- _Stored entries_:

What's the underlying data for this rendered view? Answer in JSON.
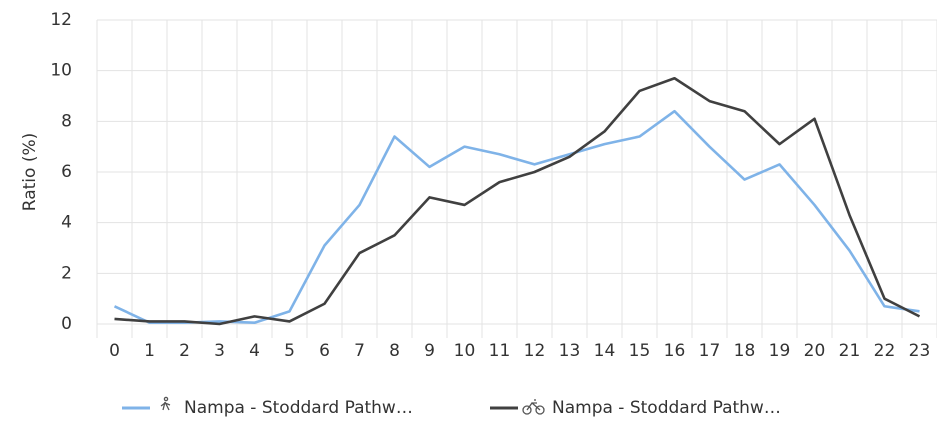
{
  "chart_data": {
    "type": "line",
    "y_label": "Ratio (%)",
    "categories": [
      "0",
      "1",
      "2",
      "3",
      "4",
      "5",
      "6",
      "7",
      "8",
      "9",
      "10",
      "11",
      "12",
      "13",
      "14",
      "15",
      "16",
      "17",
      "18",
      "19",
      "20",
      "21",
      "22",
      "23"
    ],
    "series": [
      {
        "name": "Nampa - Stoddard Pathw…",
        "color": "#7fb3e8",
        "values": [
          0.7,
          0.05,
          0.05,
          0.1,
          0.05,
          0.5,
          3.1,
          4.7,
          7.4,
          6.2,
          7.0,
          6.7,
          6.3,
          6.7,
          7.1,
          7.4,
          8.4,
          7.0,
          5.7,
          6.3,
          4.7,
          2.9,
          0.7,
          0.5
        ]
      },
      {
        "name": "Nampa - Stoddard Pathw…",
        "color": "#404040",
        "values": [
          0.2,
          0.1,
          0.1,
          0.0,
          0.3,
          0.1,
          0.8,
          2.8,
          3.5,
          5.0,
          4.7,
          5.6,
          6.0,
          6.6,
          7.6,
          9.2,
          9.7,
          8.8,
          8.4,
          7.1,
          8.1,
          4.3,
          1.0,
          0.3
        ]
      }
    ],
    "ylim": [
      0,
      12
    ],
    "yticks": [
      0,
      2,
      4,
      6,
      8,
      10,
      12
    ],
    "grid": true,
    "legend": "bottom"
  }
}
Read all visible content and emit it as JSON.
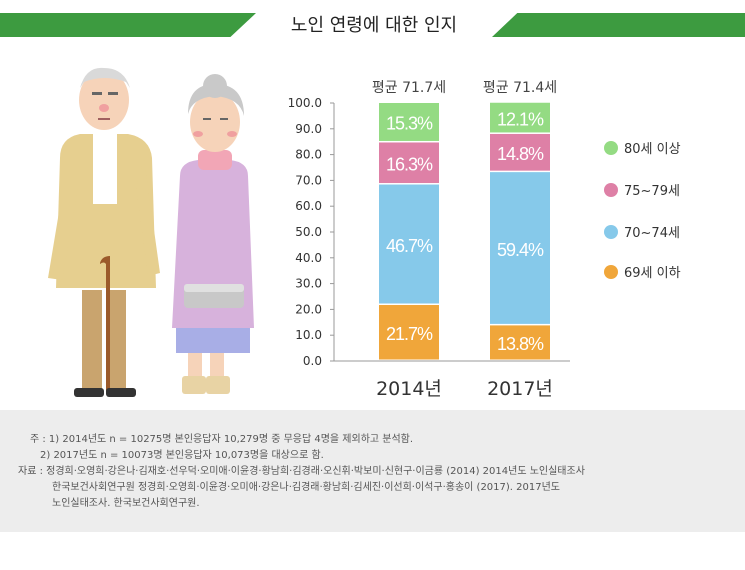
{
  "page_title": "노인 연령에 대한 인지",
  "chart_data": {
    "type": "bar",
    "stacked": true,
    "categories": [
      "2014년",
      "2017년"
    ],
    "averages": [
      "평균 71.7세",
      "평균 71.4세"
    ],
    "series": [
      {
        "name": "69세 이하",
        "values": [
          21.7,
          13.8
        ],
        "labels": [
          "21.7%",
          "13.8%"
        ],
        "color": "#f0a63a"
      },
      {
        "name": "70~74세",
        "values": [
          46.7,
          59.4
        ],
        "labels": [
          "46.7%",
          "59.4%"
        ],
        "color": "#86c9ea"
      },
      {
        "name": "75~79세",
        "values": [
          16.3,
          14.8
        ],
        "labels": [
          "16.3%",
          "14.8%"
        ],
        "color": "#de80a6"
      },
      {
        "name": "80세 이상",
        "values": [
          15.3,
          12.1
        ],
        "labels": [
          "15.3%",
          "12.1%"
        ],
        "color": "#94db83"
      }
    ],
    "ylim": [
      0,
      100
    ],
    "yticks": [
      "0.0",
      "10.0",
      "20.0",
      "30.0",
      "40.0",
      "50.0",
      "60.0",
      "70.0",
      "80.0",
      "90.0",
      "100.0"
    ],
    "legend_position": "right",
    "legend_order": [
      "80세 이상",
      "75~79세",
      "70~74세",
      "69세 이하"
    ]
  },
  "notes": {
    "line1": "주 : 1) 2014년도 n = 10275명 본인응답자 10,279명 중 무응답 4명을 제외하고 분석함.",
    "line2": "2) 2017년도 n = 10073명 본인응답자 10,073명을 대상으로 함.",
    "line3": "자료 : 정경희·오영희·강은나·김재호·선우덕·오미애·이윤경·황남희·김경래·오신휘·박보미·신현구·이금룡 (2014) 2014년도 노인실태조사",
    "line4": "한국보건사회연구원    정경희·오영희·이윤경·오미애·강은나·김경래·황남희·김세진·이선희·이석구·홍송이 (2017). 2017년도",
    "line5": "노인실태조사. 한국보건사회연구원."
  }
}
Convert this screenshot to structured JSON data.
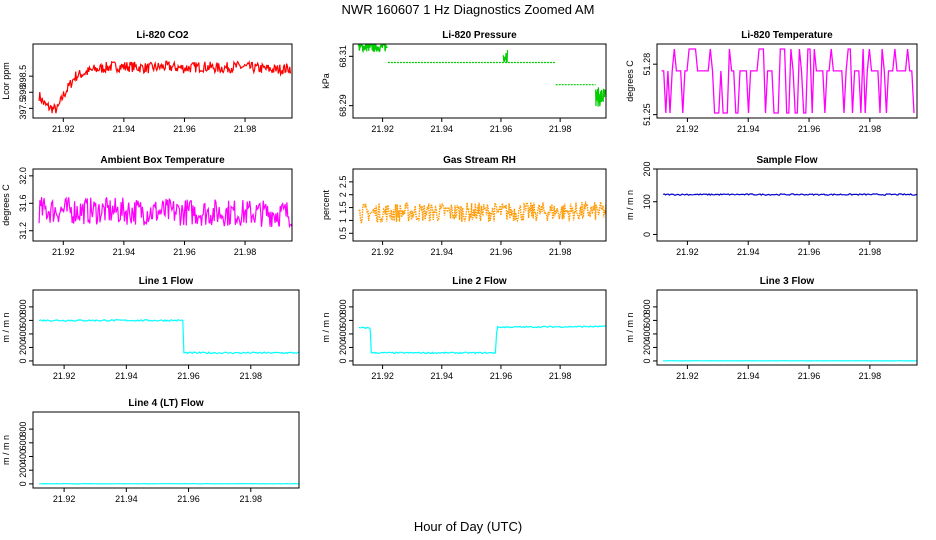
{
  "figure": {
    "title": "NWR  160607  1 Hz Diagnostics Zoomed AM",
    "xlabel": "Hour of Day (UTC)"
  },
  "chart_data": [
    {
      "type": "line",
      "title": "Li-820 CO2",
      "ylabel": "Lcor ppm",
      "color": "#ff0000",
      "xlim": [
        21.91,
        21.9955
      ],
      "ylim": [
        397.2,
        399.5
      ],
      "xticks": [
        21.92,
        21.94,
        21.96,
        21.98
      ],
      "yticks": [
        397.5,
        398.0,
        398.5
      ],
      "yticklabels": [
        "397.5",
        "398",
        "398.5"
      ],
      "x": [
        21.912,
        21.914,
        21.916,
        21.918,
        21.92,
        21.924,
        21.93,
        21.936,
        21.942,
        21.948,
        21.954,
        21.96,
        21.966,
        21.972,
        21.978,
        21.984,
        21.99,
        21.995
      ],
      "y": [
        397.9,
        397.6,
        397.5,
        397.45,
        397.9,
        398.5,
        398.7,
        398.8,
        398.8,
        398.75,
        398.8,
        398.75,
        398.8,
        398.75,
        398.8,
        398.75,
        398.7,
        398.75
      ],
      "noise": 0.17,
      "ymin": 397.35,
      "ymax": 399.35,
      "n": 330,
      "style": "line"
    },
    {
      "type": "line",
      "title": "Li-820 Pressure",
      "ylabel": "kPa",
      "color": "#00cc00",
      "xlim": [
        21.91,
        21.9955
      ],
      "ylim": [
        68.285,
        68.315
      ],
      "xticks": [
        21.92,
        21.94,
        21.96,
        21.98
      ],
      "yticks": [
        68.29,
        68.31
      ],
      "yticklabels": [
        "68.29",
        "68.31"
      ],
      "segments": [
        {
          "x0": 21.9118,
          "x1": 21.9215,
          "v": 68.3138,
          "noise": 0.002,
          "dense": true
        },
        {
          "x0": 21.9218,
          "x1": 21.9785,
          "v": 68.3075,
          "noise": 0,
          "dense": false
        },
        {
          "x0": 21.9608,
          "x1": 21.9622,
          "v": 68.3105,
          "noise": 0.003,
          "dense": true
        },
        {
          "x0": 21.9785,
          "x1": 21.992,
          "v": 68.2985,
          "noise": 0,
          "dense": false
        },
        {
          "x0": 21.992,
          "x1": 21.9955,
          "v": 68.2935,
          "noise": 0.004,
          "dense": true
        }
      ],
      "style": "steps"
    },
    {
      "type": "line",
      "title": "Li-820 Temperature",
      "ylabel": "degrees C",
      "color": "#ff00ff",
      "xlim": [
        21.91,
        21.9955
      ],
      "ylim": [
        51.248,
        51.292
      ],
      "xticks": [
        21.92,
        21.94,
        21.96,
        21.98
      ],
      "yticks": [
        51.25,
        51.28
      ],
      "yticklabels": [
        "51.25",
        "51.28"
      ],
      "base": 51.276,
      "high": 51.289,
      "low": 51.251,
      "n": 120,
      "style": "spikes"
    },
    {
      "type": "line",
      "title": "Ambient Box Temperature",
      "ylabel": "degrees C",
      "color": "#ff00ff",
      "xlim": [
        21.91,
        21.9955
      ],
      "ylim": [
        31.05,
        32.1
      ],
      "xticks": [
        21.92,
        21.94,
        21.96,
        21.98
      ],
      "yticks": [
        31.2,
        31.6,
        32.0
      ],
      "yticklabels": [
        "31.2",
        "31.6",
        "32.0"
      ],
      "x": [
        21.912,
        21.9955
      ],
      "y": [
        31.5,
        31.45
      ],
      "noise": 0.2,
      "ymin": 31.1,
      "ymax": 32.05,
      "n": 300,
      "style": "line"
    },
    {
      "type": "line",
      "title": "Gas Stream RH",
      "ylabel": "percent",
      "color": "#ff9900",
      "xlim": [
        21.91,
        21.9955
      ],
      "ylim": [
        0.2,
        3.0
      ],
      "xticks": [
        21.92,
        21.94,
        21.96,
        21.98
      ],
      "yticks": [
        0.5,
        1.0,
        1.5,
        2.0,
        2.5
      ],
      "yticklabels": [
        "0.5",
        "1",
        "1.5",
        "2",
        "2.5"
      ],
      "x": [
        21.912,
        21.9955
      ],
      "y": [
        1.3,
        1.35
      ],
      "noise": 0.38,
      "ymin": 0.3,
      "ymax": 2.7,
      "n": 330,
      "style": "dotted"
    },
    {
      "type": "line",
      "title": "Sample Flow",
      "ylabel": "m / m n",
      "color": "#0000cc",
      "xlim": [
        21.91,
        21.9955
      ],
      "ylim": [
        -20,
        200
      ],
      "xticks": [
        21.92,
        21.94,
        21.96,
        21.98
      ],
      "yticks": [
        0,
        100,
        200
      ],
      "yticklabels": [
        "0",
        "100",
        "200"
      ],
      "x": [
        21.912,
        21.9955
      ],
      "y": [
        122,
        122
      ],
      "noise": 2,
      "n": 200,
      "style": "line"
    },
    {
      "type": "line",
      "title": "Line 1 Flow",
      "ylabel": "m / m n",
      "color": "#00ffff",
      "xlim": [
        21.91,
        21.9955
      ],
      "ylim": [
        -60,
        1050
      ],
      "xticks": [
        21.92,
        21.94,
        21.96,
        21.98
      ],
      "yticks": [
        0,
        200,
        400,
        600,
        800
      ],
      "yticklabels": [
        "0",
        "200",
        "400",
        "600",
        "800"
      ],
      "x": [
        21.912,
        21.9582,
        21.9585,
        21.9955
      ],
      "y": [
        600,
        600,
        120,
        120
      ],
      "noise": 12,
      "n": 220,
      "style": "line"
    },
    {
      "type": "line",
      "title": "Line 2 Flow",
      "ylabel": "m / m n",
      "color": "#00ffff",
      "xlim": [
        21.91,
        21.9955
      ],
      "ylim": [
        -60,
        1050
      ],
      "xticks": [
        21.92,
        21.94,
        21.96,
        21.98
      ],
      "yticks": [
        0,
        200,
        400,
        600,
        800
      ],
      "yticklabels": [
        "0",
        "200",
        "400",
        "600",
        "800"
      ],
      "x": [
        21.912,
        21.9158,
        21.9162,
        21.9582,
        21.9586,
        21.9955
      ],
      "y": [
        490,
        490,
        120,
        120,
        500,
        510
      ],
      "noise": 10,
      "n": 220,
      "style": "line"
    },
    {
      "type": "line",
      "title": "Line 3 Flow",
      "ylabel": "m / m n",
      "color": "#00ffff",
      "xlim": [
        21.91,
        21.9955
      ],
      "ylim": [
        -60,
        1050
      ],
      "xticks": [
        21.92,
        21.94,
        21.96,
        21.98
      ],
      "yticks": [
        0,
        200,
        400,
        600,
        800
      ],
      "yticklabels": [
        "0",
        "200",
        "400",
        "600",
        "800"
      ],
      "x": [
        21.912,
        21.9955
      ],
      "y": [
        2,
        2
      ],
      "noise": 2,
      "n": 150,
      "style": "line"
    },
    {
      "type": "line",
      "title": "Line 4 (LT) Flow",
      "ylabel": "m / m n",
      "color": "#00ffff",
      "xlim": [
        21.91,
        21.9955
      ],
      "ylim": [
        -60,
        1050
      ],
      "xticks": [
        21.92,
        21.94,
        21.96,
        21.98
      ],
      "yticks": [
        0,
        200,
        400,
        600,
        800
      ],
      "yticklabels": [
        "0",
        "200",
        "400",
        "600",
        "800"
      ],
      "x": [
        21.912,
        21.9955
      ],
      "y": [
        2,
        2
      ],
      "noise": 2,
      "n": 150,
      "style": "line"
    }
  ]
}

- _Directions_: Each line that holds the string "한국보건사회연구원" counts once; give the total and nothing else.

- _Answer to the problem_: 2